### Written exercise
Search the material for the string "JSON", then report how many lines hold it, with no other text.

### Raw data
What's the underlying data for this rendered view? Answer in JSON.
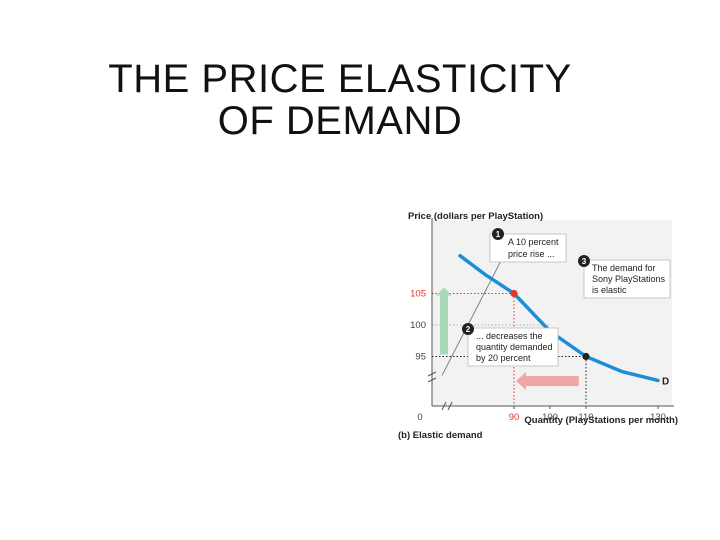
{
  "slide": {
    "title_line1": "THE PRICE ELASTICITY",
    "title_line2": "OF DEMAND"
  },
  "chart_data": {
    "type": "line",
    "ylabel": "Price (dollars per PlayStation)",
    "xlabel": "Quantity (PlayStations per month)",
    "caption": "(b)  Elastic demand",
    "x_ticks": [
      {
        "value": 0,
        "label": "0",
        "highlight": false
      },
      {
        "value": 90,
        "label": "90",
        "highlight": true
      },
      {
        "value": 100,
        "label": "100",
        "highlight": false
      },
      {
        "value": 110,
        "label": "110",
        "highlight": false
      },
      {
        "value": 130,
        "label": "130",
        "highlight": false
      }
    ],
    "y_ticks": [
      {
        "value": 105,
        "label": "105",
        "highlight": true
      },
      {
        "value": 100,
        "label": "100",
        "highlight": false
      },
      {
        "value": 95,
        "label": "95",
        "highlight": false
      }
    ],
    "series": [
      {
        "name": "D",
        "color": "#1c8ed6",
        "points": [
          [
            75,
            111
          ],
          [
            82,
            108
          ],
          [
            90,
            105
          ],
          [
            100,
            99
          ],
          [
            110,
            95
          ],
          [
            120,
            92.6
          ],
          [
            130,
            91.2
          ]
        ]
      }
    ],
    "tangent": {
      "color": "#777777",
      "points": [
        [
          70,
          92
        ],
        [
          88,
          112
        ]
      ]
    },
    "highlight_points": [
      {
        "x": 90,
        "y": 105,
        "color": "#e8342a"
      },
      {
        "x": 110,
        "y": 95,
        "color": "#222222"
      }
    ],
    "annotations": [
      {
        "number": "1",
        "lines": [
          "A 10 percent",
          "price rise ..."
        ]
      },
      {
        "number": "2",
        "lines": [
          "... decreases the",
          "quantity demanded",
          "by 20 percent"
        ]
      },
      {
        "number": "3",
        "lines": [
          "The demand for",
          "Sony PlayStations",
          "is elastic"
        ]
      }
    ],
    "price_arrow_color": "#a8d8b8",
    "quantity_arrow_color": "#f2a5a5"
  }
}
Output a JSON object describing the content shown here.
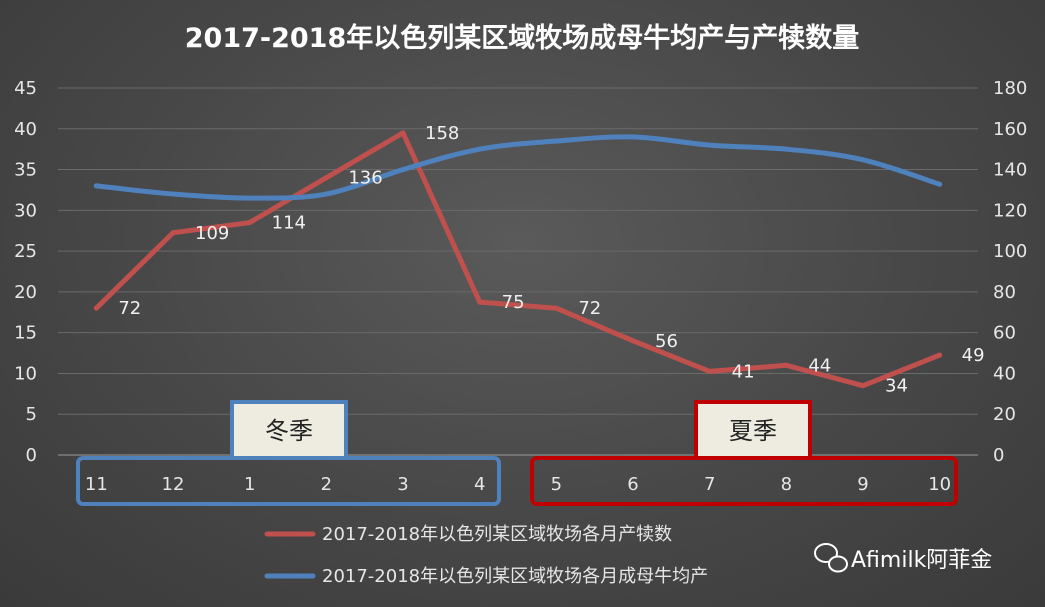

### Response below
2